» Instructions to follow
All lines in the entries below that hold "prof" make up the answer.

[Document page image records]
◆ ◆ ◆ ◆ ◆
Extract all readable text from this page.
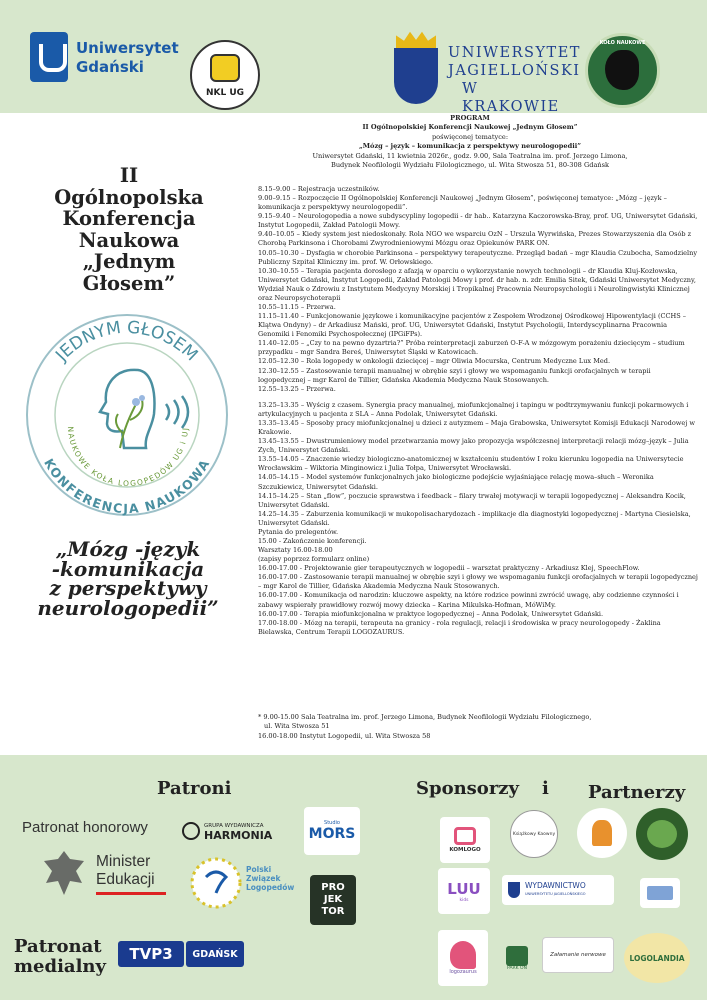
Uniwersytet
Gdański
NKL UG
UNIWERSYTET
JAGIELLOŃSKI
W KRAKOWIE
KOŁO NAUKOWE
PROGRAM
II Ogólnopolskiej Konferencji Naukowej „Jednym Głosem”
poświęconej tematyce:
„Mózg – język – komunikacja z perspektywy neurologopedii”
Uniwersytet Gdański, 11 kwietnia 2026r., godz. 9.00, Sala Teatralna im. prof. Jerzego Limona,
Budynek Neofilologii Wydziału Filologicznego, ul. Wita Stwosza 51, 80-308 Gdańsk
II
Ogólnopolska
Konferencja
Naukowa
„Jednym
Głosem”
JEDNYM GŁOSEM
NAUKOWE KOŁA LOGOPEDÓW UG i UJ
KONFERENCJA NAUKOWA
„Mózg -język
-komunikacja
z perspektywy
neurologopedii”

8.15–9.00 – Rejestracja uczestników.

9.00–9.15 – Rozpoczęcie II Ogólnopolskiej Konferencji Naukowej „Jednym Głosem”, poświęconej tematyce: „Mózg – język – komunikacja z perspektywy neurologopedii”.

9.15–9.40 – Neurologopedia a nowe subdyscypliny logopedii - dr hab.. Katarzyna Kaczorowska-Bray, prof. UG, Uniwersytet Gdański, Instytut Logopedii, Zakład Patologii Mowy.

9.40–10.05 – Kiedy system jest niedoskonały. Rola NGO we wsparciu OzN – Urszula Wyrwińska, Prezes Stowarzyszenia dla Osób z Chorobą Parkinsona i Chorobami Zwyrodnieniowymi Mózgu oraz Opiekunów PARK ON.

10.05–10.30 – Dysfagia w chorobie Parkinsona – perspektywy terapeutyczne. Przegląd badań – mgr Klaudia Czubocha, Samodzielny Publiczny Szpital Kliniczny im. prof. W. Orłowskiego.

10.30–10.55 – Terapia pacjenta dorosłego z afazją w oparciu o wykorzystanie nowych technologii – dr Klaudia Kluj-Kozłowska, Uniwersytet Gdański, Instytut Logopedii, Zakład Patologii Mowy i prof. dr hab. n. zdr. Emilia Sitek, Gdański Uniwersytet Medyczny, Wydział Nauk o Zdrowiu z Instytutem Medycyny Morskiej i Tropikalnej Pracownia Neuropsychologii i Neurolingwistyki Klinicznej oraz Neuropsychoterapii

10.55–11.15 – Przerwa.

11.15–11.40 – Funkcjonowanie językowe i komunikacyjne pacjentów z Zespołem Wrodzonej Ośrodkowej Hipowentylacji (CCHS – Klątwa Ondyny) – dr Arkadiusz Mański, prof. UG, Uniwersytet Gdański, Instytut Psychologii, Interdyscyplinarna Pracownia Genomiki i Fenomiki Psychospołecznej (IPGiFPs).

11.40–12.05 – „Czy to na pewno dyzartria?” Próba reinterpretacji zaburzeń O-F-A w mózgowym porażeniu dziecięcym – studium przypadku – mgr Sandra Bereś, Uniwersytet Śląski w Katowicach.

12.05–12.30 – Rola logopedy w onkologii dziecięcej – mgr Oliwia Mocurska, Centrum Medyczne Lux Med.

12.30–12.55 – Zastosowanie terapii manualnej w obrębie szyi i głowy we wspomaganiu funkcji orofacjalnych w terapii logopedycznej – mgr Karol de Tillier, Gdańska Akademia Medyczna Nauk Stosowanych.

12.55–13.25 – Przerwa.

13.25–13.35 – Wyścig z czasem. Synergia pracy manualnej, miofunkcjonalnej i tapingu w podtrzymywaniu funkcji pokarmowych i artykulacyjnych u pacjenta z SLA – Anna Podolak, Uniwersytet Gdański.

13.35–13.45 – Sposoby pracy miofunkcjonalnej u dzieci z autyzmem – Maja Grabowska, Uniwersytet Komisji Edukacji Narodowej w Krakowie.

13.45–13.55 – Dwustrumieniowy model przetwarzania mowy jako propozycja współczesnej interpretacji relacji mózg–język – Julia Zych, Uniwersytet Gdański.

13.55–14.05 – Znaczenie wiedzy biologiczno-anatomicznej w kształceniu studentów I roku kierunku logopedia na Uniwersytecie Wrocławskim – Wiktoria Minginowicz i Julia Tołpa, Uniwersytet Wrocławski.

14.05–14.15 – Model systemów funkcjonalnych jako biologiczne podejście wyjaśniające relację mowa–słuch – Weronika Szczukiewicz, Uniwersytet Gdański.

14.15–14.25 – Stan „flow”, poczucie sprawstwa i feedback – filary trwałej motywacji w terapii logopedycznej – Aleksandra Kocik, Uniwersytet Gdański.

14.25–14.35 – Zaburzenia komunikacji w mukopolisacharydozach - implikacje dla diagnostyki logopedycznej - Martyna Ciesielska, Uniwersytet Gdański.

Pytania do prelegentów.

15.00 - Zakończenie konferencji.

Warsztaty 16.00-18.00

(zapisy poprzez formularz online)

16.00-17.00 - Projektowanie gier terapeutycznych w logopedii – warsztat praktyczny - Arkadiusz Klej, SpeechFlow.

16.00-17.00 - Zastosowanie terapii manualnej w obrębie szyi i głowy we wspomaganiu funkcji orofacjalnych w terapii logopedycznej – mgr Karol de Tillier, Gdańska Akademia Medyczna Nauk Stosowanych.

16.00-17.00 - Komunikacja od narodzin: kluczowe aspekty, na które rodzice powinni zwrócić uwagę, aby codzienne czynności i zabawy wspierały prawidłowy rozwój mowy dziecka – Karina Mikulska-Hofman, MóWiMy.

16.00-17.00 - Terapia miofunkcjonalna w praktyce logopedycznej – Anna Podolak, Uniwersytet Gdański.

17.00-18.00 - Mózg na terapii, terapeuta na granicy - rola regulacji, relacji i środowiska w pracy neurologopedy - Żaklina Bielawska, Centrum Terapii LOGOZAURUS.

* 9.00-15.00 Sala Teatralna im. prof. Jerzego Limona, Budynek Neofilologii Wydziału Filologicznego,
ul. Wita Stwosza 51
16.00-18.00 Instytut Logopedii, ul. Wita Stwosza 58
Patroni	Sponsorzy i Partnerzy
Patronat honorowy
Minister
Edukacji
GRUPA WYDAWNICZA
HARMONIA
Studio
MORS
Polski
Związek
Logopedów	PRO
JEK
TOR
Patronat
medialny
TVP3 GDAŃSK
KOMLOGO
Książkowy Kaowny
LUU
kids
WYDAWNICTWO
UNIWERSYTETU JAGIELLOŃSKIEGO
logozaurus
PARK ON
Załamanie nerwowe	LOGOLANDIA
◆ ◆ ◆ ◆ ◆
» Finished task
Uniwersytet Gdański, 11 kwietnia 2026r., godz. 9.00, Sala Teatralna im. prof. Jerzego Limona,
9.15–9.40 – Neurologopedia a nowe subdyscypliny logopedii - dr hab.. Katarzyna Kaczorowska-Bray, prof. UG, Uniwersytet Gdański, Instytut Logopedii, Zakład Patologii Mowy.
10.05–10.30 – Dysfagia w chorobie Parkinsona – perspektywy terapeutyczne. Przegląd badań – mgr Klaudia Czubocha, Samodzielny Publiczny Szpital Kliniczny im. prof. W. Orłowskiego.
10.30–10.55 – Terapia pacjenta dorosłego z afazją w oparciu o wykorzystanie nowych technologii – dr Klaudia Kluj-Kozłowska, Uniwersytet Gdański, Instytut Logopedii, Zakład Patologii Mowy i prof. dr hab. n. zdr. Emilia Sitek, Gdański Uniwersytet Medyczny, Wydział Nauk o Zdrowiu z Instytutem Medycyny Morskiej i Tropikalnej Pracownia Neuropsychologii i Neurolingwistyki Klinicznej oraz Neuropsychoterapii
11.15–11.40 – Funkcjonowanie językowe i komunikacyjne pacjentów z Zespołem Wrodzonej Ośrodkowej Hipowentylacji (CCHS – Klątwa Ondyny) – dr Arkadiusz Mański, prof. UG, Uniwersytet Gdański, Instytut Psychologii, Interdyscyplinarna Pracownia Genomiki i Fenomiki Psychospołecznej (IPGiFPs).
* 9.00-15.00 Sala Teatralna im. prof. Jerzego Limona, Budynek Neofilologii Wydziału Filologicznego,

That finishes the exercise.